[Consegna] Elenca i nomi dei personaggi del romanzo di Conrad e del film di Coppola citati nel testo della pagina, escludendo le figure del mito.

***** Testo della pagina *****

E sarà proprio questa la chiusa del film come del racconto di Conrad:  l'orrore, ovvero l'abisso scavato dagli uomini e dentro il quale Kurtz ha osato guardare per primo, perdendo la ragione. Un'immagine con cui l'opera colta Apocalypse Now rievoca i tanti sguardi fatali del mito, da quello di Narciso a quelli rivolti a Medusa, legandoli in una morsa a quello improvvisamente fragile dell'America di fine Novecento.



(©L'Osservatore Romano - 17 settembre 2009)
Caterina63
00giovedì 17 settembre 2009 09:55
Anche in «Cuore di tenebra» di Conrad solo Kurtz ha il coraggio di guardare il fondo del baratro

Marlow (Willard) tiene famiglia



di Giuseppe Fiorentino

Chi è meno colpevole, Marlow-Willard o Kurtz? Non c'è dubbio che questa domanda deve aver attraversato più volte la mente di Francis Ford Coppola, durante la realizzazione di Apocalypse Now, come deve aver animato la creazione di Heart of Darkness da cui il celeberrimo film è (liberamente direbbero alcuni) tratto. Far balenare davanti al lettore una seppur fugace risposta al quesito è anzi il motivo che sottende alla scrittura del romanzo di Joseph Conrad.

La domanda non può però riguardare l'innocenza dei protagonisti, ma solo l'entità della loro colpevolezza, perché qui - nel libro di Conrad come nel film di Coppola - di innocenza non ne è rimasta. È stata dissipata come solo può esserlo quando l'uomo moderno dilapida se stesso in avventure poco gloriose quali lo sfruttamento coloniale o la guerra. Niente luce, quindi, ma solo tenebra, solo l'incombenza di un'apocalisse sempre annunciata ma costantemente rimandata. A un passo dalla fine, senza mai varcare la soglia, in una sorta di limbo che accoglie tutti i protagonisti del romanzo. In questo senso Marlow e Kurtz (come i protagonisti di Apocalypse Now) sono accomunati dal fatto di essere figli dello stesso mondo. Di una cultura costretta ad arrampicarsi sugli specchi della propria coscienza per giustificare il saccheggio colonialista, che alla fine del XIX secolo garantiva sussistenza all'economia britannica, o qualsiasi altra forma di aggressione.

Una realtà che Conrad, uno dei massimi scrittori di lingua inglese anche se di nascita polacca, conosceva di prima persona. Il suo romanzo trae infatti spunto da un viaggio compiuto nel 1890 risalendo il corso del fiume Congo, esattamente come Marlow, il coprotagonista del libro pubblicato nove anni dopo. Ma viaggiando nell'Africa più intensa, Conrad, come poi accade al suo personaggio, deve aver potuto gettare uno sguardo su una realtà ben peggiore di quella del colonialismo.

***** Estratto dei dati *****

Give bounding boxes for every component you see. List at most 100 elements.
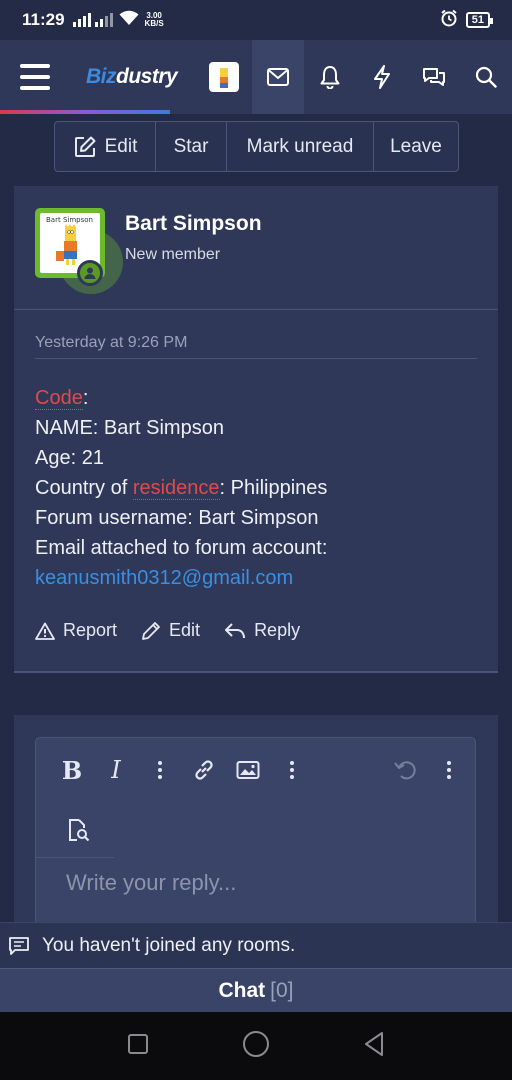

*****

[Soluzione] Kurtz, Marlow, Willard